Exercise directions: Pick out each line containing the string "Drachen" and copy it.

Dataset records:
## Start

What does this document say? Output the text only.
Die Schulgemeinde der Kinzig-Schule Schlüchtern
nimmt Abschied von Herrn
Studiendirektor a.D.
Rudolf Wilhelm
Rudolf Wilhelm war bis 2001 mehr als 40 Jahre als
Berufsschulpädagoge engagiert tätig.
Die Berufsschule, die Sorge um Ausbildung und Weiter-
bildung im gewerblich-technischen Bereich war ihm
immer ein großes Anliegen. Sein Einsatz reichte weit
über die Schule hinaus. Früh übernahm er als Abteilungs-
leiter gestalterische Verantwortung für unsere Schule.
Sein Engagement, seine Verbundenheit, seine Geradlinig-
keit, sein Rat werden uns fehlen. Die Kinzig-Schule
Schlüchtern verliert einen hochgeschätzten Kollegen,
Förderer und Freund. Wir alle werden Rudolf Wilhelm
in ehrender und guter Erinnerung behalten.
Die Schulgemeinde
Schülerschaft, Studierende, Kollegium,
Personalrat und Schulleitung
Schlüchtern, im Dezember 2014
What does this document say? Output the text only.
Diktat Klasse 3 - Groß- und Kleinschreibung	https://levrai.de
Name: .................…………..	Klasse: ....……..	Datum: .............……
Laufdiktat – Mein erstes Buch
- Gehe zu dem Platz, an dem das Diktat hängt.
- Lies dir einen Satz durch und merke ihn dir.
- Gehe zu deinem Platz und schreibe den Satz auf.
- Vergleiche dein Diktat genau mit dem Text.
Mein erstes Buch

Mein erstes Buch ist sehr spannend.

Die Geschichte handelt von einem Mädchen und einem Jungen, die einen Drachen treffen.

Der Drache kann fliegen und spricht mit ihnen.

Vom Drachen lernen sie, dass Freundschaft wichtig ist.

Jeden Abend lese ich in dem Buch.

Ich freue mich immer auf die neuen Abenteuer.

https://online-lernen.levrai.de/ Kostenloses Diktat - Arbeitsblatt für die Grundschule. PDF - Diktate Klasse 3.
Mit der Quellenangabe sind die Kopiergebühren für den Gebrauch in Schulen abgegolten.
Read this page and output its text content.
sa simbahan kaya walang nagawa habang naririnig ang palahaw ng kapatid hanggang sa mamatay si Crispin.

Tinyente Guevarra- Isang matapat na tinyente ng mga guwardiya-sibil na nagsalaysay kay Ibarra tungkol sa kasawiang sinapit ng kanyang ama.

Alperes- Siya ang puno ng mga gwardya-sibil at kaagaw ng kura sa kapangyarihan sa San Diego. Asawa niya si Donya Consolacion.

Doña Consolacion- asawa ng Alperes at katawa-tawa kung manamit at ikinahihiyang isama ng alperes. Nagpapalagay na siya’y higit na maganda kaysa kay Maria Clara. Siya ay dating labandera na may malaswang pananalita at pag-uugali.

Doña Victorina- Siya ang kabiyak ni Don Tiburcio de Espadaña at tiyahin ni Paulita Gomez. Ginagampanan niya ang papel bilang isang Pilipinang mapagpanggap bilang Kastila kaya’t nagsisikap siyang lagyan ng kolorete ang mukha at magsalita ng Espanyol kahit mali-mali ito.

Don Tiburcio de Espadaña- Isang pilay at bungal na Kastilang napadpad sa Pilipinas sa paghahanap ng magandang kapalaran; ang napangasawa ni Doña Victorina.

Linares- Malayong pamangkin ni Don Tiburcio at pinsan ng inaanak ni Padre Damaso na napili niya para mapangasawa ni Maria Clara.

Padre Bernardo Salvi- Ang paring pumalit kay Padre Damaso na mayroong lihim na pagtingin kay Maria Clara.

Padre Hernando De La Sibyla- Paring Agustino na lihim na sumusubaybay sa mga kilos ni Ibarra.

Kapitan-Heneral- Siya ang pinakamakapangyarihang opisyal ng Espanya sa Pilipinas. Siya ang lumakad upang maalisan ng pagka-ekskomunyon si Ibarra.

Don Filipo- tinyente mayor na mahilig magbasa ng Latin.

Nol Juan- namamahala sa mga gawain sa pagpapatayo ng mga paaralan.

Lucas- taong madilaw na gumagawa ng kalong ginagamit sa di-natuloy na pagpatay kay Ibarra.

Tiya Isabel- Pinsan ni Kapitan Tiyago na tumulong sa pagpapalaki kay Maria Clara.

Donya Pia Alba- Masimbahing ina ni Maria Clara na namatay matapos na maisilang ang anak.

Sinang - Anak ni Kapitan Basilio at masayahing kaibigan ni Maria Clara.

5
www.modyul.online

## End

The response:
Die Geschichte handelt von einem Mädchen und einem Jungen, die einen Drachen treffen.
Vom Drachen lernen sie, dass Freundschaft wichtig ist.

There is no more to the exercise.